Exercise instructions:
Can you quote the records below in full, word for word?
--- Begin Provided information ---
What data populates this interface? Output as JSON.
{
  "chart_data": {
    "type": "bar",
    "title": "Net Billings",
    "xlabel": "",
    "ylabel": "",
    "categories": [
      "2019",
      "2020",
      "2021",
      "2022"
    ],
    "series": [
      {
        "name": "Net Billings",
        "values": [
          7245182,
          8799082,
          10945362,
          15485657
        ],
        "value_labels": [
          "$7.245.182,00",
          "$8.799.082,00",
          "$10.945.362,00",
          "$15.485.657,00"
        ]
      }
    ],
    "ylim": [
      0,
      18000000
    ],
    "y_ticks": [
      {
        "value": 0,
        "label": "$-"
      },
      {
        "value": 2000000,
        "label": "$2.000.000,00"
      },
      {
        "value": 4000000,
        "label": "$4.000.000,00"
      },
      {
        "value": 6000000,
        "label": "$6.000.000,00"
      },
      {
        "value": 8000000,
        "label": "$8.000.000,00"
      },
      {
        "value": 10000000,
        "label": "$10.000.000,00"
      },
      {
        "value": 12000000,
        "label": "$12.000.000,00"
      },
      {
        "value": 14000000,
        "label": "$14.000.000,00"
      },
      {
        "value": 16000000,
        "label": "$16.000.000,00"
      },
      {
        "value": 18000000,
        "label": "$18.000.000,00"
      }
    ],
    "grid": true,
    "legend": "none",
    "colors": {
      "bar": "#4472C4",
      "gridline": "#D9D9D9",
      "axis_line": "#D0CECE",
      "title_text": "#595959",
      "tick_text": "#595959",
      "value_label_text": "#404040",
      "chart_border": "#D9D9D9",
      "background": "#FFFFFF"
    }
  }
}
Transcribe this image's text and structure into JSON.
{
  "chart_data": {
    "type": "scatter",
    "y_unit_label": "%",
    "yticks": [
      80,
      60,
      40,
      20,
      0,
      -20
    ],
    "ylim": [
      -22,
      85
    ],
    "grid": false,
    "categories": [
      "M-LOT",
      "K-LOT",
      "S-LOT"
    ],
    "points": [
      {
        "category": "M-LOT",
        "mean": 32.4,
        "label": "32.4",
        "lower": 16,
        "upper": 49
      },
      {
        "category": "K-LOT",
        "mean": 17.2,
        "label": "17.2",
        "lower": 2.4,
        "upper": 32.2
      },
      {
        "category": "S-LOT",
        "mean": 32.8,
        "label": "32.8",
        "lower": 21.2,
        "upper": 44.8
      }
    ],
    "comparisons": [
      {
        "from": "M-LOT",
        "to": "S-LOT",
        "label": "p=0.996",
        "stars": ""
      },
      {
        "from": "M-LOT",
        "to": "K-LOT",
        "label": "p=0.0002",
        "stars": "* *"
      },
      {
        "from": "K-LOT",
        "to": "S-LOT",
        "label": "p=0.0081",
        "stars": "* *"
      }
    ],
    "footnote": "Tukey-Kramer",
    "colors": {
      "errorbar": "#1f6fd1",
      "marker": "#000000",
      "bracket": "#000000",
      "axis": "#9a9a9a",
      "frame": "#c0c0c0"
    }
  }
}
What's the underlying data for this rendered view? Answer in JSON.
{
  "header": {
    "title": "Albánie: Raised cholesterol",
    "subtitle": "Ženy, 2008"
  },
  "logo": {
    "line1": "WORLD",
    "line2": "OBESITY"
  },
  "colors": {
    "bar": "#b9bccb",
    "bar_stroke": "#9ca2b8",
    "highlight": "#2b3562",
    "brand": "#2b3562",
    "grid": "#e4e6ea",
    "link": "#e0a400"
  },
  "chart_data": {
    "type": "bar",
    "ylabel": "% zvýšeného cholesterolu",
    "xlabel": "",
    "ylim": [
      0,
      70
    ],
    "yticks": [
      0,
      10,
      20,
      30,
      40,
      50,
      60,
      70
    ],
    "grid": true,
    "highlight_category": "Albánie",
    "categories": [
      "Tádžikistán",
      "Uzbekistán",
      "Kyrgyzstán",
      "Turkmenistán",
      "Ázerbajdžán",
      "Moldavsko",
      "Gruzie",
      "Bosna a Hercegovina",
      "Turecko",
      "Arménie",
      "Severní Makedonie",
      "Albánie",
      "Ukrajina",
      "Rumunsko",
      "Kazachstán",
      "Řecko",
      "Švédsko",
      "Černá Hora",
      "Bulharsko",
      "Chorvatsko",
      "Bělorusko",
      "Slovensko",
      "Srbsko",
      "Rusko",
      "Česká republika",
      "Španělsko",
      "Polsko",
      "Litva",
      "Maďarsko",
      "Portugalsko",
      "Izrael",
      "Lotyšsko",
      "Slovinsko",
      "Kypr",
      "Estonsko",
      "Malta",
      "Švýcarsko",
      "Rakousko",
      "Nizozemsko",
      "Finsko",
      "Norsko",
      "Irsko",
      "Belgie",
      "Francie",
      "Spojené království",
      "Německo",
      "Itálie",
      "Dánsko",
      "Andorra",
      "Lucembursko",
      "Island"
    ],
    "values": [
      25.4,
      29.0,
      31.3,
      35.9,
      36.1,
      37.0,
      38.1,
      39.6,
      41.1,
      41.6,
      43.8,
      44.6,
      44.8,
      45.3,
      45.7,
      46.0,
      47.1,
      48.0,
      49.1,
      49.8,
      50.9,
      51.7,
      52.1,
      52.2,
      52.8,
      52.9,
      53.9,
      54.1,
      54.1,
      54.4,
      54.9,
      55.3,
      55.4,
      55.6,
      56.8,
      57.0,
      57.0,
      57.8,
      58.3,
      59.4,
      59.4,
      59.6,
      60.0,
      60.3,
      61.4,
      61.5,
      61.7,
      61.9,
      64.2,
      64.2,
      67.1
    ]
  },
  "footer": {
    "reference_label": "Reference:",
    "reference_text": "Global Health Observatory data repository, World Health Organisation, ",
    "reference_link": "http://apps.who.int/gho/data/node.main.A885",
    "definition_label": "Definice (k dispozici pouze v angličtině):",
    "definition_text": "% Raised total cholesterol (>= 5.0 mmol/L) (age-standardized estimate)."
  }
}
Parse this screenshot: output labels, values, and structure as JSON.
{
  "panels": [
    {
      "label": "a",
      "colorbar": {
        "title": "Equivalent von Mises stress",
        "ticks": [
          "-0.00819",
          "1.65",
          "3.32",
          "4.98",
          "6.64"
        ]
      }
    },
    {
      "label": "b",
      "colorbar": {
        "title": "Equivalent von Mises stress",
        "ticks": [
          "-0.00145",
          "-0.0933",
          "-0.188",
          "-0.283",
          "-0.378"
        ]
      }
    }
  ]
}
--- End Provided information ---
Reply:
What data populates this interface? Output as JSON.
{
  "chart_data": {
    "type": "bar",
    "title": "Net Billings",
    "xlabel": "",
    "ylabel": "",
    "categories": [
      "2019",
      "2020",
      "2021",
      "2022"
    ],
    "series": [
      {
        "name": "Net Billings",
        "values": [
          7245182,
          8799082,
          10945362,
          15485657
        ],
        "value_labels": [
          "$7.245.182,00",
          "$8.799.082,00",
          "$10.945.362,00",
          "$15.485.657,00"
        ]
      }
    ],
    "ylim": [
      0,
      18000000
    ],
    "y_ticks": [
      {
        "value": 0,
        "label": "$-"
      },
      {
        "value": 2000000,
        "label": "$2.000.000,00"
      },
      {
        "value": 4000000,
        "label": "$4.000.000,00"
      },
      {
        "value": 6000000,
        "label": "$6.000.000,00"
      },
      {
        "value": 8000000,
        "label": "$8.000.000,00"
      },
      {
        "value": 10000000,
        "label": "$10.000.000,00"
      },
      {
        "value": 12000000,
        "label": "$12.000.000,00"
      },
      {
        "value": 14000000,
        "label": "$14.000.000,00"
      },
      {
        "value": 16000000,
        "label": "$16.000.000,00"
      },
      {
        "value": 18000000,
        "label": "$18.000.000,00"
      }
    ],
    "grid": true,
    "legend": "none",
    "colors": {
      "bar": "#4472C4",
      "gridline": "#D9D9D9",
      "axis_line": "#D0CECE",
      "title_text": "#595959",
      "tick_text": "#595959",
      "value_label_text": "#404040",
      "chart_border": "#D9D9D9",
      "background": "#FFFFFF"
    }
  }
}
Transcribe this image's text and structure into JSON.
{
  "chart_data": {
    "type": "scatter",
    "y_unit_label": "%",
    "yticks": [
      80,
      60,
      40,
      20,
      0,
      -20
    ],
    "ylim": [
      -22,
      85
    ],
    "grid": false,
    "categories": [
      "M-LOT",
      "K-LOT",
      "S-LOT"
    ],
    "points": [
      {
        "category": "M-LOT",
        "mean": 32.4,
        "label": "32.4",
        "lower": 16,
        "upper": 49
      },
      {
        "category": "K-LOT",
        "mean": 17.2,
        "label": "17.2",
        "lower": 2.4,
        "upper": 32.2
      },
      {
        "category": "S-LOT",
        "mean": 32.8,
        "label": "32.8",
        "lower": 21.2,
        "upper": 44.8
      }
    ],
    "comparisons": [
      {
        "from": "M-LOT",
        "to": "S-LOT",
        "label": "p=0.996",
        "stars": ""
      },
      {
        "from": "M-LOT",
        "to": "K-LOT",
        "label": "p=0.0002",
        "stars": "* *"
      },
      {
        "from": "K-LOT",
        "to": "S-LOT",
        "label": "p=0.0081",
        "stars": "* *"
      }
    ],
    "footnote": "Tukey-Kramer",
    "colors": {
      "errorbar": "#1f6fd1",
      "marker": "#000000",
      "bracket": "#000000",
      "axis": "#9a9a9a",
      "frame": "#c0c0c0"
    }
  }
}
What's the underlying data for this rendered view? Answer in JSON.
{
  "header": {
    "title": "Albánie: Raised cholesterol",
    "subtitle": "Ženy, 2008"
  },
  "logo": {
    "line1": "WORLD",
    "line2": "OBESITY"
  },
  "colors": {
    "bar": "#b9bccb",
    "bar_stroke": "#9ca2b8",
    "highlight": "#2b3562",
    "brand": "#2b3562",
    "grid": "#e4e6ea",
    "link": "#e0a400"
  },
  "chart_data": {
    "type": "bar",
    "ylabel": "% zvýšeného cholesterolu",
    "xlabel": "",
    "ylim": [
      0,
      70
    ],
    "yticks": [
      0,
      10,
      20,
      30,
      40,
      50,
      60,
      70
    ],
    "grid": true,
    "highlight_category": "Albánie",
    "categories": [
      "Tádžikistán",
      "Uzbekistán",
      "Kyrgyzstán",
      "Turkmenistán",
      "Ázerbajdžán",
      "Moldavsko",
      "Gruzie",
      "Bosna a Hercegovina",
      "Turecko",
      "Arménie",
      "Severní Makedonie",
      "Albánie",
      "Ukrajina",
      "Rumunsko",
      "Kazachstán",
      "Řecko",
      "Švédsko",
      "Černá Hora",
      "Bulharsko",
      "Chorvatsko",
      "Bělorusko",
      "Slovensko",
      "Srbsko",
      "Rusko",
      "Česká republika",
      "Španělsko",
      "Polsko",
      "Litva",
      "Maďarsko",
      "Portugalsko",
      "Izrael",
      "Lotyšsko",
      "Slovinsko",
      "Kypr",
      "Estonsko",
      "Malta",
      "Švýcarsko",
      "Rakousko",
      "Nizozemsko",
      "Finsko",
      "Norsko",
      "Irsko",
      "Belgie",
      "Francie",
      "Spojené království",
      "Německo",
      "Itálie",
      "Dánsko",
      "Andorra",
      "Lucembursko",
      "Island"
    ],
    "values": [
      25.4,
      29.0,
      31.3,
      35.9,
      36.1,
      37.0,
      38.1,
      39.6,
      41.1,
      41.6,
      43.8,
      44.6,
      44.8,
      45.3,
      45.7,
      46.0,
      47.1,
      48.0,
      49.1,
      49.8,
      50.9,
      51.7,
      52.1,
      52.2,
      52.8,
      52.9,
      53.9,
      54.1,
      54.1,
      54.4,
      54.9,
      55.3,
      55.4,
      55.6,
      56.8,
      57.0,
      57.0,
      57.8,
      58.3,
      59.4,
      59.4,
      59.6,
      60.0,
      60.3,
      61.4,
      61.5,
      61.7,
      61.9,
      64.2,
      64.2,
      67.1
    ]
  },
  "footer": {
    "reference_label": "Reference:",
    "reference_text": "Global Health Observatory data repository, World Health Organisation, ",
    "reference_link": "http://apps.who.int/gho/data/node.main.A885",
    "definition_label": "Definice (k dispozici pouze v angličtině):",
    "definition_text": "% Raised total cholesterol (>= 5.0 mmol/L) (age-standardized estimate)."
  }
}
Parse this screenshot: output labels, values, and structure as JSON.
{
  "panels": [
    {
      "label": "a",
      "colorbar": {
        "title": "Equivalent von Mises stress",
        "ticks": [
          "-0.00819",
          "1.65",
          "3.32",
          "4.98",
          "6.64"
        ]
      }
    },
    {
      "label": "b",
      "colorbar": {
        "title": "Equivalent von Mises stress",
        "ticks": [
          "-0.00145",
          "-0.0933",
          "-0.188",
          "-0.283",
          "-0.378"
        ]
      }
    }
  ]
}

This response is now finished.